# Best Time of Year to Down Live Trees For Firewood?



## BurnIt13 (Oct 18, 2013)

I've done some quick searching and I'm finding mostly non helpful answers like "when you have the time" or "when the weather is cooler".

I know there is a "best" time, based on moisture percentage.  90% of the wood I have available is oak, so I'd like to cut the trees when most of the moisture is out of the tree.

What time of year does the sap and/or moisture go back to to roots?  When does it start coming back?  I'm not an arborist so I'm probably not describing it properly.  What is the science behind this?

An oak cut down in February has a lot less moisture in it than one cut down in August.  With the long seasoning times of oak I'd like to make it count.

Thanks!


----------



## Jags (Oct 18, 2013)

Two schools of thought:
School one: take the trees down during the time that the least amount of sap is running (winter).

• [ENTRIES PROVIDED]:
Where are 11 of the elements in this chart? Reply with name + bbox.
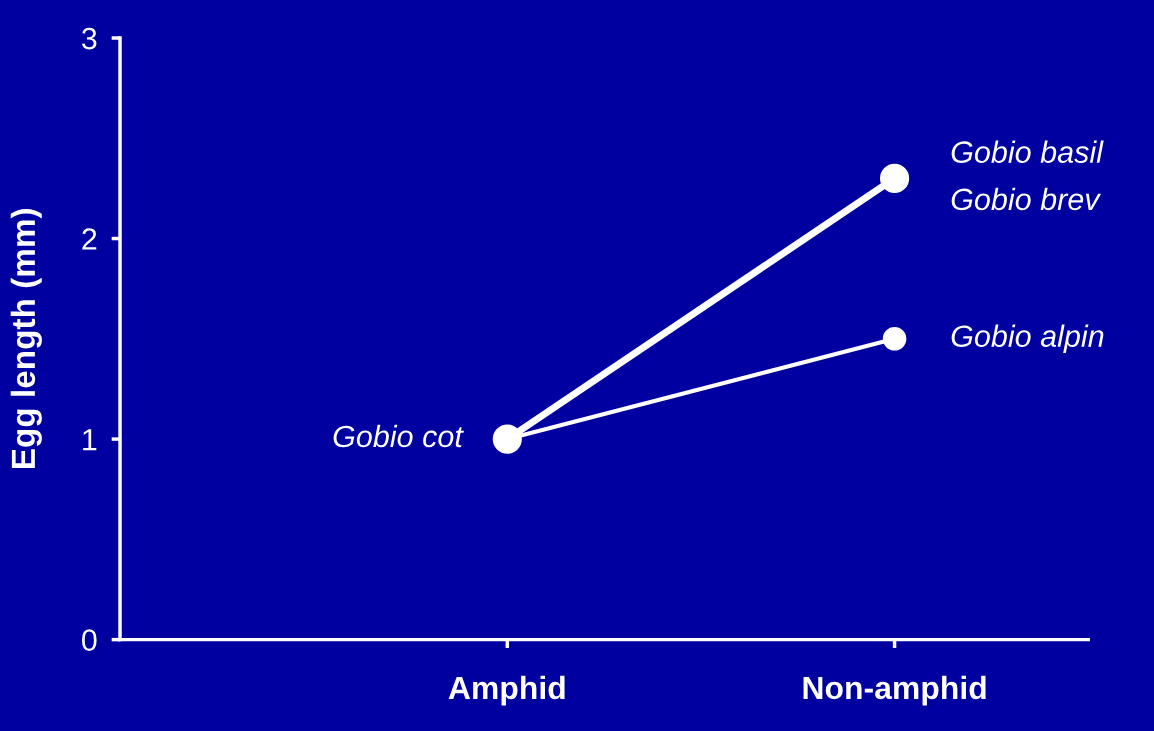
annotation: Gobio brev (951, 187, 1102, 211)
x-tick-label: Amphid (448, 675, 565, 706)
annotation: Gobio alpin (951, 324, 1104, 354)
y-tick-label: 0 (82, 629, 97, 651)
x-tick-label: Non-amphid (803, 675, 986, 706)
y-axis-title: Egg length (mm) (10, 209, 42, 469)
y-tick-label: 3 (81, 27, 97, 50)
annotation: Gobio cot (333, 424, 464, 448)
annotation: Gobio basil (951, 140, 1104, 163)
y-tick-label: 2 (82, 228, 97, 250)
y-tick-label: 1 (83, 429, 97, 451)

• [DIRECTIVE 1]: In the firewood thread, what share of the wood available to the first poster is oak?
• [DIRECTIVE 2]: Carry the firewood thread forward from the end of Jags's first school of thought.
The listing is its own material, apart from the firewood thread.

• [FINAL RESULT 1]: 90% of it is oak.

• [FINAL RESULT 2]:
School two: Living leaves will suck moisture from the branches/trunk.

The reality is: the sooner the better.  To take it one step further - whatever gets it spit the quickest.  None of it will really matter until the wood gets split.  Splitting it NOW vs later is ALWAYS better.


----------



## Bigg_Redd (Oct 18, 2013)

BurnIt13 said:


> I've done some quick searching and I'm finding mostly non helpful answers like "when you have the time" or "when the weather is cooler".
> 
> I know there is a "best" time, based on moisture percentage.  90% of the wood I have available is oak, so* I'd like to cut the trees when most of the moisture is out of the tree.*
> 
> ...



I get the jist of your question, but the truth is you are needlessly over-thinking it.  The _best _time to cut wood is today.  The second best time is tomorrow.  The third best is the day after.  Etc.  Regardless of the moisture cycle of a living tree, it won't have less moisture live and standing than bucked and split in your stacks.


----------



## oldspark (Oct 18, 2013)

Same here, get it cut split aand stacked as soon as possibe, cutting wood when the moisture is less or the moon is full is crap.


----------



## Applesister (Oct 18, 2013)

She blinded me with science..
a friend told me there are 2times you can tap for maple sugar. Spring and fall. The second tapping produces alot less sap but still enough to make an effort.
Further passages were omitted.